[Entries from a dataset]
------------------------------------------------------------
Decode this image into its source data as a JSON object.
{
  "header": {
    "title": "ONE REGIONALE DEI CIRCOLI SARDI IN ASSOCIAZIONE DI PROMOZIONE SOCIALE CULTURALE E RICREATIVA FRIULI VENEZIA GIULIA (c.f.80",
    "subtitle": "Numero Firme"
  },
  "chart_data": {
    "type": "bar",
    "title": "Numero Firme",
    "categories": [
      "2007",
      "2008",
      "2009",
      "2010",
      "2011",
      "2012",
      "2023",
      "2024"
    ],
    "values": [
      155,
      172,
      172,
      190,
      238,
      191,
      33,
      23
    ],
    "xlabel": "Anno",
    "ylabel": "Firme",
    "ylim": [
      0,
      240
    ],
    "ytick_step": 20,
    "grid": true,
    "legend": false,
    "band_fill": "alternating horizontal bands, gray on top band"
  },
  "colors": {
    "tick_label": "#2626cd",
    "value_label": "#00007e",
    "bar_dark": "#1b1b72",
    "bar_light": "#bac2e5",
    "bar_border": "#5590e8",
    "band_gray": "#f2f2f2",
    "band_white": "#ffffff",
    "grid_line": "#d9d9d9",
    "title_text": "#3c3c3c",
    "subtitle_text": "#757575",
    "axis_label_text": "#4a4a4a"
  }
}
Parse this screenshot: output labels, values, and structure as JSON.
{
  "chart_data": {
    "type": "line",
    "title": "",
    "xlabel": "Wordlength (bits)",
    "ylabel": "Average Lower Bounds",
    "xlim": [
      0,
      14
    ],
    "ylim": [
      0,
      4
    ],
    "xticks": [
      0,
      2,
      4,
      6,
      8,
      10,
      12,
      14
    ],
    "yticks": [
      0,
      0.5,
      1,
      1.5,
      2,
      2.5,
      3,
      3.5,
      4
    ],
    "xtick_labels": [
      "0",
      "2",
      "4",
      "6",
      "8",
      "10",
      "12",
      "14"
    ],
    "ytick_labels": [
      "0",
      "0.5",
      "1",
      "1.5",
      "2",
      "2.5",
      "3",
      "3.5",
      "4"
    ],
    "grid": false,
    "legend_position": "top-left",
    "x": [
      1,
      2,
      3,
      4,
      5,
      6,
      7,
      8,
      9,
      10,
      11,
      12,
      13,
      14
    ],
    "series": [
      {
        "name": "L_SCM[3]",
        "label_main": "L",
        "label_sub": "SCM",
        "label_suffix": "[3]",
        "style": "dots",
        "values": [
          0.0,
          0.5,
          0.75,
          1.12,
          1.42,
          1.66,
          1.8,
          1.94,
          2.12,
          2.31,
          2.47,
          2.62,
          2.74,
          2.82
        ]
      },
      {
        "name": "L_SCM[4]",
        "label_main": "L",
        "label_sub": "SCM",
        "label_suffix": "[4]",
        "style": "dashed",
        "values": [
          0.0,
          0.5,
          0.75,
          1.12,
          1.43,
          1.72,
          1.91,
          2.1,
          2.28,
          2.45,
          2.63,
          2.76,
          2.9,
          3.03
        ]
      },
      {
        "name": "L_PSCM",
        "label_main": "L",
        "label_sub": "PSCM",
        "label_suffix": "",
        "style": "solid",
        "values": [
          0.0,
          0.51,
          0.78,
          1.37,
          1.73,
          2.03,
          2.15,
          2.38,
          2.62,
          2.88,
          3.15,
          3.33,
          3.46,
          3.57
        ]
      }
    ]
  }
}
------------------------------------------------------------
WHAT YOU HAVE TO DO =>
Exactly as written above, please repeat the entries.

SOLUTION TO THE EXERCISE =>
Decode this image into its source data as a JSON object.
{
  "header": {
    "title": "ONE REGIONALE DEI CIRCOLI SARDI IN ASSOCIAZIONE DI PROMOZIONE SOCIALE CULTURALE E RICREATIVA FRIULI VENEZIA GIULIA (c.f.80",
    "subtitle": "Numero Firme"
  },
  "chart_data": {
    "type": "bar",
    "title": "Numero Firme",
    "categories": [
      "2007",
      "2008",
      "2009",
      "2010",
      "2011",
      "2012",
      "2023",
      "2024"
    ],
    "values": [
      155,
      172,
      172,
      190,
      238,
      191,
      33,
      23
    ],
    "xlabel": "Anno",
    "ylabel": "Firme",
    "ylim": [
      0,
      240
    ],
    "ytick_step": 20,
    "grid": true,
    "legend": false,
    "band_fill": "alternating horizontal bands, gray on top band"
  },
  "colors": {
    "tick_label": "#2626cd",
    "value_label": "#00007e",
    "bar_dark": "#1b1b72",
    "bar_light": "#bac2e5",
    "bar_border": "#5590e8",
    "band_gray": "#f2f2f2",
    "band_white": "#ffffff",
    "grid_line": "#d9d9d9",
    "title_text": "#3c3c3c",
    "subtitle_text": "#757575",
    "axis_label_text": "#4a4a4a"
  }
}
Parse this screenshot: output labels, values, and structure as JSON.
{
  "chart_data": {
    "type": "line",
    "title": "",
    "xlabel": "Wordlength (bits)",
    "ylabel": "Average Lower Bounds",
    "xlim": [
      0,
      14
    ],
    "ylim": [
      0,
      4
    ],
    "xticks": [
      0,
      2,
      4,
      6,
      8,
      10,
      12,
      14
    ],
    "yticks": [
      0,
      0.5,
      1,
      1.5,
      2,
      2.5,
      3,
      3.5,
      4
    ],
    "xtick_labels": [
      "0",
      "2",
      "4",
      "6",
      "8",
      "10",
      "12",
      "14"
    ],
    "ytick_labels": [
      "0",
      "0.5",
      "1",
      "1.5",
      "2",
      "2.5",
      "3",
      "3.5",
      "4"
    ],
    "grid": false,
    "legend_position": "top-left",
    "x": [
      1,
      2,
      3,
      4,
      5,
      6,
      7,
      8,
      9,
      10,
      11,
      12,
      13,
      14
    ],
    "series": [
      {
        "name": "L_SCM[3]",
        "label_main": "L",
        "label_sub": "SCM",
        "label_suffix": "[3]",
        "style": "dots",
        "values": [
          0.0,
          0.5,
          0.75,
          1.12,
          1.42,
          1.66,
          1.8,
          1.94,
          2.12,
          2.31,
          2.47,
          2.62,
          2.74,
          2.82
        ]
      },
      {
        "name": "L_SCM[4]",
        "label_main": "L",
        "label_sub": "SCM",
        "label_suffix": "[4]",
        "style": "dashed",
        "values": [
          0.0,
          0.5,
          0.75,
          1.12,
          1.43,
          1.72,
          1.91,
          2.1,
          2.28,
          2.45,
          2.63,
          2.76,
          2.9,
          3.03
        ]
      },
      {
        "name": "L_PSCM",
        "label_main": "L",
        "label_sub": "PSCM",
        "label_suffix": "",
        "style": "solid",
        "values": [
          0.0,
          0.51,
          0.78,
          1.37,
          1.73,
          2.03,
          2.15,
          2.38,
          2.62,
          2.88,
          3.15,
          3.33,
          3.46,
          3.57
        ]
      }
    ]
  }
}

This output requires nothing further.